-- Provided information follows --
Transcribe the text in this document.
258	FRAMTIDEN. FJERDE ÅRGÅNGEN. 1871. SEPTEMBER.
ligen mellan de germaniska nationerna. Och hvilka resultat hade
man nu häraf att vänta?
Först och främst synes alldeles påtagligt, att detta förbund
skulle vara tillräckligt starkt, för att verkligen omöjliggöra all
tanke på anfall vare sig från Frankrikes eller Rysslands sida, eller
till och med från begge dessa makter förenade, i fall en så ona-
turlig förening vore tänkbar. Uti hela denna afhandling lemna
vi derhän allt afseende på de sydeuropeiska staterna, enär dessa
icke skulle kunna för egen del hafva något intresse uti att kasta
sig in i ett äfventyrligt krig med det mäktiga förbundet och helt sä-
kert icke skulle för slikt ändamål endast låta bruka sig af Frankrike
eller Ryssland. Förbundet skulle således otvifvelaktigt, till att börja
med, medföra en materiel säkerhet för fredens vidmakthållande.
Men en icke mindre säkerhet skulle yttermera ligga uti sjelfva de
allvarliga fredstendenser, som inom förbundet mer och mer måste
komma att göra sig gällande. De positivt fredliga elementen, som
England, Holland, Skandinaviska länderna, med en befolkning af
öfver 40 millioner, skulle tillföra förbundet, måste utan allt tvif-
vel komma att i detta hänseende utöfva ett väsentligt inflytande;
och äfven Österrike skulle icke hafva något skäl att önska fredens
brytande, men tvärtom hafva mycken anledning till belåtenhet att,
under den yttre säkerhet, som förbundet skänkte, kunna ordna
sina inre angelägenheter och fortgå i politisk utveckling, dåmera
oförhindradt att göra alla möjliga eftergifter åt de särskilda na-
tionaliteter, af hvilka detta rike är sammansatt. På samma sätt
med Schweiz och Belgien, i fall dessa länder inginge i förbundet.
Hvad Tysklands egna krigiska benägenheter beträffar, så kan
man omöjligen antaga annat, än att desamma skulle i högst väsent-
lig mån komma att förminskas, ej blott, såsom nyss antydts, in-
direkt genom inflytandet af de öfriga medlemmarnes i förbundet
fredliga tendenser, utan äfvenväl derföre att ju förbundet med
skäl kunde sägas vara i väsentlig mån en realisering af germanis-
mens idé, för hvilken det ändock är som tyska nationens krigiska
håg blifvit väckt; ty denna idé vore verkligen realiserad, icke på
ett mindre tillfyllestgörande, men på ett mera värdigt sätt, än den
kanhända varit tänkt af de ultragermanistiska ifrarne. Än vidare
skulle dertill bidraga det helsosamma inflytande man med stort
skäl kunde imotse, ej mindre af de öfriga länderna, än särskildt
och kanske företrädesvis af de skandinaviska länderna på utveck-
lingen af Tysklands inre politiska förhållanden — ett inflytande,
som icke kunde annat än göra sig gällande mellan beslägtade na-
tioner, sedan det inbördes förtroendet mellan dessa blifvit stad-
-- Provided information concluded --
> **Task brief**
The expected output is each line of the records above that includes the word "allt".

> **Solution for this exercise**
vi derhän allt afseende på de sydeuropeiska staterna, enär dessa
öfver 40 millioner, skulle tillföra förbundet, måste utan allt tvif-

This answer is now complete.